* DOCUMENT EXCERPT
+ + + +

The frequent state changes lead to inevitable exit of certain GT units, making the operational dynamic of the power system with GT units more complicated. It should be noticed that the state transfer of each GT unit and the fuel scarcity phenomenon are independent of each other. The actual outputs of the committed GT units Q_ER1(t + z$\tau$) can be approximated as their generation expectation, as shown in Equation (19). The step number z is an integer variable which varies on (0, Z), Z = T/$\tau$, and the state of the committed GT units is subjected to changes at each step. The merging gap caused by the GT unit exit phenomenon is being filled with other available GT units. The equivalent reserve capacity of other GT units, denoted as Q_ER2(t), can be obtained via Equation (20). Denote the converted GT generation limitation under regular and contingency situations as ρ₀ and ρ_C, respectively. Then ρ₁ ≤ ρ₀. As long as the overall natural gas consumption does not exceed the contingency upper limit q_TC (which is normally determined by the daily production and the gas network conditions), the equivalent reserve can be considered reliable. The actual result will be analyzed through the WBA, as demonstrated in Figure 3.

$$Q_{ER1}(t+z\tau )=\min ({\displaystyle \sum _{k=1}^{N_{GC}}{p}_{ss}(t)p_{cw}(z)q_G},{\rho }_0)$$

(19)

+ + + +

* DATA FOR THIS TASK
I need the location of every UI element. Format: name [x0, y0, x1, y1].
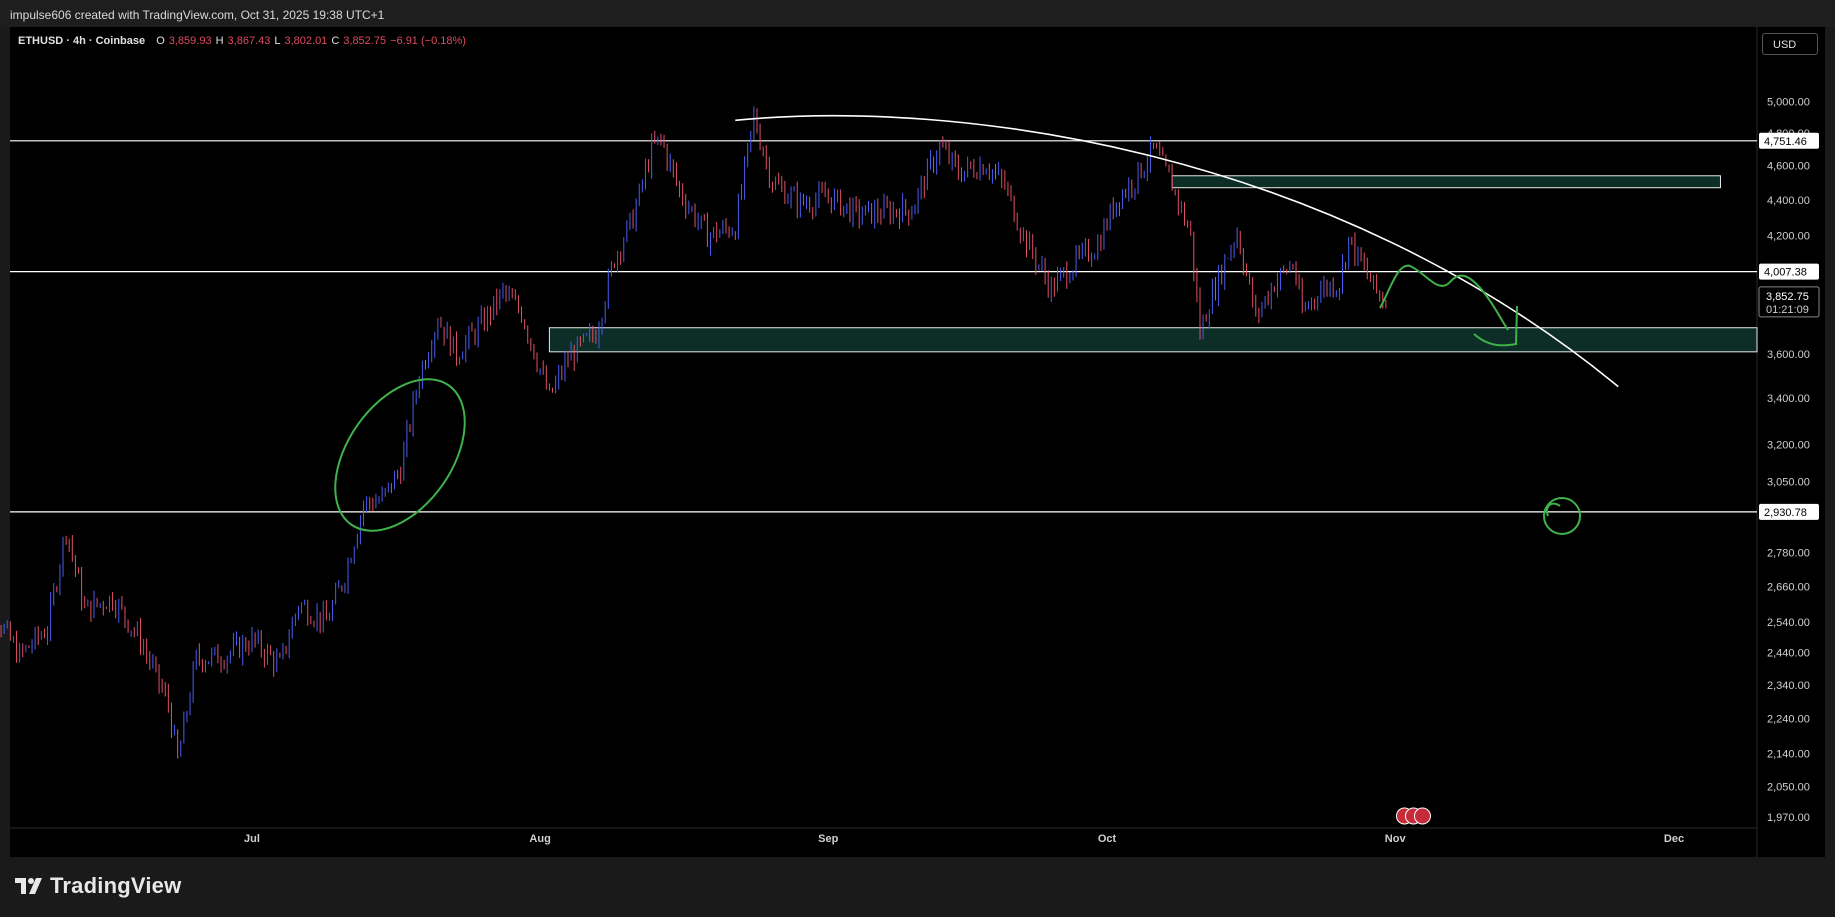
close-value: 3,852.75	[343, 35, 387, 47]
time-tick-label: Dec	[1664, 833, 1684, 845]
chart-area[interactable]	[10, 27, 1825, 857]
close-label: C	[331, 35, 340, 47]
brand[interactable]: TradingView	[14, 873, 181, 899]
price-level-label: 4,007.38	[1764, 267, 1807, 279]
change-value: −6.91 (−0.18%)	[390, 35, 466, 47]
time-tick-label: Oct	[1098, 833, 1117, 845]
price-tick-label: 2,540.00	[1767, 617, 1810, 629]
price-tick-label: 5,000.00	[1767, 97, 1810, 109]
arrow-drawing[interactable]	[1473, 305, 1518, 347]
price-tick-label: 4,200.00	[1767, 231, 1810, 243]
price-tick-label: 3,050.00	[1767, 476, 1810, 488]
symbol-legend: ETHUSD · 4h · Coinbase O 3,859.93 H 3,867.…	[18, 35, 466, 47]
price-tick-label: 2,240.00	[1767, 713, 1810, 725]
price-tick-label: 2,780.00	[1767, 547, 1810, 559]
low-value: 3,802.01	[284, 35, 328, 47]
projection-path-drawing[interactable]	[1379, 264, 1509, 331]
us-flag-event-icon[interactable]	[1413, 807, 1431, 825]
curved-trend-line[interactable]	[735, 114, 1619, 388]
price-tick-label: 2,660.00	[1767, 581, 1810, 593]
low-label: L	[274, 35, 281, 47]
open-value: 3,859.93	[168, 35, 212, 47]
price-level-badge	[1759, 132, 1819, 149]
price-tick-label: 3,400.00	[1767, 393, 1810, 405]
price-level-badge	[1759, 503, 1819, 520]
brand-name: TradingView	[50, 873, 182, 898]
support-zone[interactable]	[548, 327, 1758, 353]
high-value: 3,867.43	[227, 35, 271, 47]
currency-selector[interactable]: USD	[1762, 33, 1818, 55]
time-tick-label: Nov	[1385, 833, 1407, 845]
high-label: H	[215, 35, 224, 47]
price-tick-label: 2,340.00	[1767, 680, 1810, 692]
tradingview-logo-icon	[15, 878, 42, 894]
time-tick-label: Aug	[529, 833, 550, 845]
countdown-timer-label: 01:21:09	[1766, 304, 1809, 316]
price-tick-label: 3,600.00	[1767, 349, 1810, 361]
time-tick-label: Jul	[244, 833, 260, 845]
target-circle-drawing[interactable]	[1546, 502, 1561, 517]
circle-annotation[interactable]	[309, 356, 492, 555]
price-tick-label: 2,140.00	[1767, 748, 1810, 760]
open-label: O	[156, 35, 165, 47]
top-bar: impulse606 created with TradingView.com,…	[0, 0, 1835, 27]
symbol-label: ETHUSD · 4h · Coinbase	[18, 35, 146, 47]
price-tick-label: 4,400.00	[1767, 195, 1810, 207]
price-tick-label: 2,440.00	[1767, 648, 1810, 660]
credit-text: impulse606 created with TradingView.com,…	[10, 8, 385, 22]
price-tick-label: 3,200.00	[1767, 439, 1810, 451]
price-tick-label: 1,970.00	[1767, 812, 1810, 824]
price-tick-label: 4,600.00	[1767, 161, 1810, 173]
price-level-label: 2,930.78	[1764, 507, 1807, 519]
current-price-badge	[1758, 286, 1820, 318]
time-tick-label: Sep	[818, 833, 838, 845]
target-circle-drawing[interactable]	[1543, 497, 1581, 535]
current-price-label: 3,852.75	[1766, 291, 1809, 303]
price-level-badge	[1759, 263, 1819, 280]
price-tick-label: 2,050.00	[1767, 781, 1810, 793]
footer	[0, 857, 1835, 917]
price-level-label: 4,751.46	[1764, 136, 1807, 148]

+ + + +

* WHAT IS ASKED
a) Decide whether each statement below agrees with the passage on GT units. Answer yes or no for each, and quote the text's deciding words. (i) The state transfer of each GT unit is independent of the fuel scarcity phenomenon. (ii) The step number z is a continuous variable. (iii) Other available GT units fill the gap left when GT units exit.
b) Report every line of the records that contains the string "drawing". Case counts.

* SOLUTIONS TO THE PROBLEMS
a)
(i) Yes: "the state transfer of each GT unit and the fuel scarcity phenomenon are independent of each other"
(ii) No: "The step number z is an integer variable"
(iii) Yes: "The merging gap caused by the GT unit exit phenomenon is being filled with other available GT units"

b)
arrow-drawing[interactable]	[1473, 305, 1518, 347]
projection-path-drawing[interactable]	[1379, 264, 1509, 331]
target-circle-drawing[interactable]	[1546, 502, 1561, 517]
target-circle-drawing[interactable]	[1543, 497, 1581, 535]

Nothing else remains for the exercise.